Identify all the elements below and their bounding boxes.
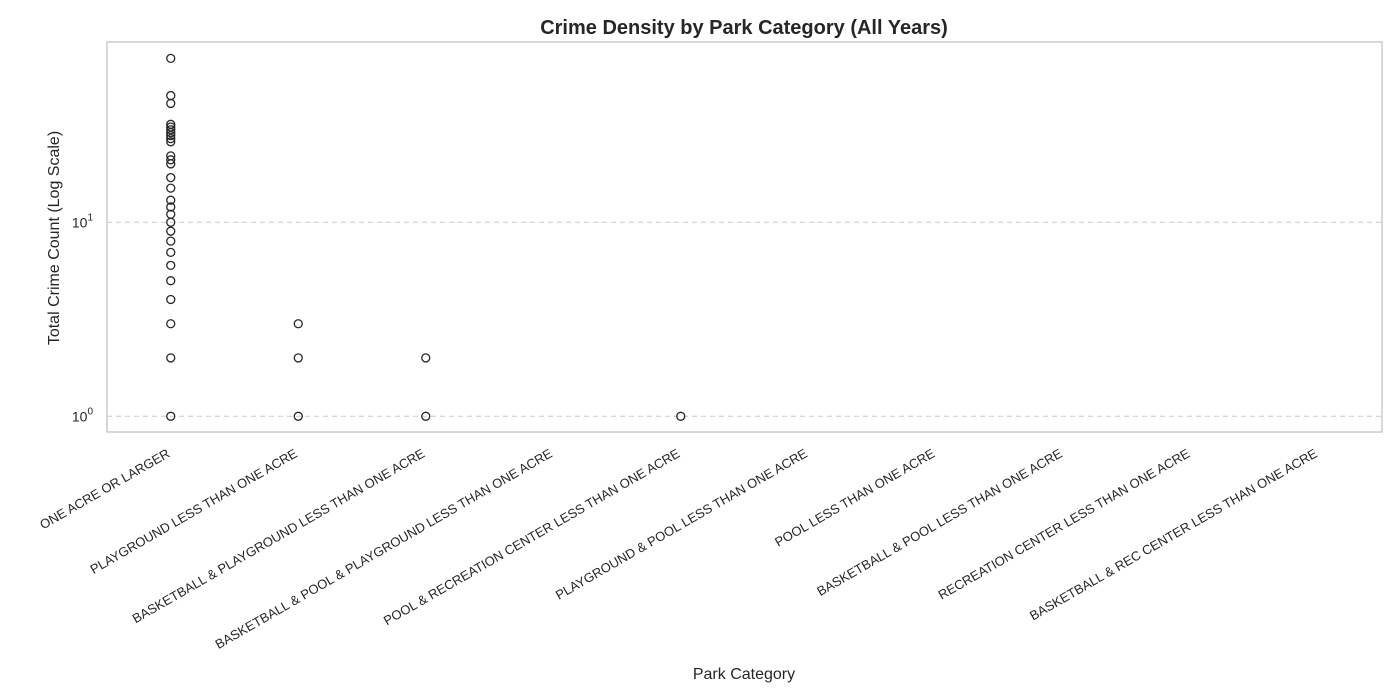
data-point	[293, 411, 303, 421]
x-tick-label: BASKETBALL & REC CENTER LESS THAN ONE AC…	[1027, 445, 1320, 623]
data-point	[166, 294, 176, 305]
y-axis-label: Total Crime Count (Log Scale)	[46, 131, 63, 345]
data-point	[166, 217, 176, 227]
data-point	[421, 353, 431, 363]
data-points	[166, 53, 686, 421]
data-point	[676, 411, 686, 421]
y-axis-ticks: 100 101	[72, 212, 94, 424]
data-point	[166, 236, 176, 246]
data-point	[166, 226, 176, 236]
x-tick-label: PLAYGROUND LESS THAN ONE ACRE	[87, 445, 300, 576]
data-point	[166, 137, 176, 147]
plot-area	[106, 41, 1383, 433]
x-axis-label: Park Category	[693, 666, 795, 683]
data-point	[166, 183, 176, 193]
data-point	[166, 353, 176, 363]
data-point	[166, 127, 176, 138]
data-point	[166, 195, 176, 205]
data-point	[166, 202, 176, 212]
data-point	[293, 319, 303, 329]
data-point	[166, 276, 176, 286]
x-tick-label: BASKETBALL & PLAYGROUND LESS THAN ONE AC…	[130, 445, 428, 626]
x-tick-label: POOL & RECREATION CENTER LESS THAN ONE A…	[381, 445, 683, 628]
data-point	[166, 98, 176, 109]
data-point	[166, 159, 176, 169]
data-point	[166, 133, 176, 144]
x-tick-label: RECREATION CENTER LESS THAN ONE ACRE	[936, 445, 1193, 602]
data-point	[166, 53, 176, 64]
data-point	[166, 90, 176, 101]
chart-title: Crime Density by Park Category (All Year…	[540, 17, 948, 39]
data-point	[166, 319, 176, 329]
data-point	[293, 353, 303, 363]
data-point	[166, 411, 176, 421]
data-point	[166, 125, 176, 135]
data-point	[166, 247, 176, 258]
grid-lines	[107, 221, 1382, 417]
data-point	[166, 260, 176, 270]
y-tick-label: 100	[72, 406, 94, 424]
x-tick-label: ONE ACRE OR LARGER	[37, 446, 172, 533]
y-tick-label: 101	[72, 212, 94, 230]
data-point	[421, 411, 431, 421]
x-tick-label: PLAYGROUND & POOL LESS THAN ONE ACRE	[553, 445, 810, 602]
x-tick-label: BASKETBALL & POOL LESS THAN ONE ACRE	[814, 445, 1065, 598]
data-point	[166, 172, 176, 183]
data-point	[166, 155, 176, 165]
data-point	[166, 130, 176, 141]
◇ ◇ ◇
» **TO DO**
Can you copy every line of the records above verbatim, leaving out the pictures?

» **THE RESPONSE**
Identify all the elements below and their bounding boxes.
data-point	[293, 411, 303, 421]
x-tick-label: BASKETBALL & REC CENTER LESS THAN ONE AC…	[1027, 445, 1320, 623]
data-point	[166, 294, 176, 305]
y-axis-label: Total Crime Count (Log Scale)	[46, 131, 63, 345]
data-point	[166, 217, 176, 227]
data-point	[421, 353, 431, 363]
data-points	[166, 53, 686, 421]
data-point	[676, 411, 686, 421]
y-axis-ticks: 100 101	[72, 212, 94, 424]
data-point	[166, 236, 176, 246]
data-point	[166, 226, 176, 236]
x-tick-label: PLAYGROUND LESS THAN ONE ACRE	[87, 445, 300, 576]
data-point	[166, 137, 176, 147]
plot-area	[106, 41, 1383, 433]
x-axis-label: Park Category	[693, 666, 795, 683]
data-point	[166, 183, 176, 193]
data-point	[166, 353, 176, 363]
data-point	[166, 127, 176, 138]
data-point	[166, 195, 176, 205]
data-point	[166, 202, 176, 212]
data-point	[293, 319, 303, 329]
data-point	[166, 276, 176, 286]
x-tick-label: BASKETBALL & PLAYGROUND LESS THAN ONE AC…	[130, 445, 428, 626]
x-tick-label: POOL & RECREATION CENTER LESS THAN ONE A…	[381, 445, 683, 628]
data-point	[166, 98, 176, 109]
data-point	[166, 159, 176, 169]
data-point	[166, 133, 176, 144]
x-tick-label: RECREATION CENTER LESS THAN ONE ACRE	[936, 445, 1193, 602]
data-point	[166, 53, 176, 64]
data-point	[166, 90, 176, 101]
chart-title: Crime Density by Park Category (All Year…	[540, 17, 948, 39]
data-point	[166, 319, 176, 329]
data-point	[293, 353, 303, 363]
data-point	[166, 411, 176, 421]
data-point	[166, 125, 176, 135]
data-point	[166, 247, 176, 258]
grid-lines	[107, 221, 1382, 417]
data-point	[166, 260, 176, 270]
y-tick-label: 100	[72, 406, 94, 424]
x-tick-label: ONE ACRE OR LARGER	[37, 446, 172, 533]
y-tick-label: 101	[72, 212, 94, 230]
data-point	[421, 411, 431, 421]
x-tick-label: PLAYGROUND & POOL LESS THAN ONE ACRE	[553, 445, 810, 602]
x-tick-label: BASKETBALL & POOL LESS THAN ONE ACRE	[814, 445, 1065, 598]
data-point	[166, 172, 176, 183]
data-point	[166, 155, 176, 165]
data-point	[166, 130, 176, 141]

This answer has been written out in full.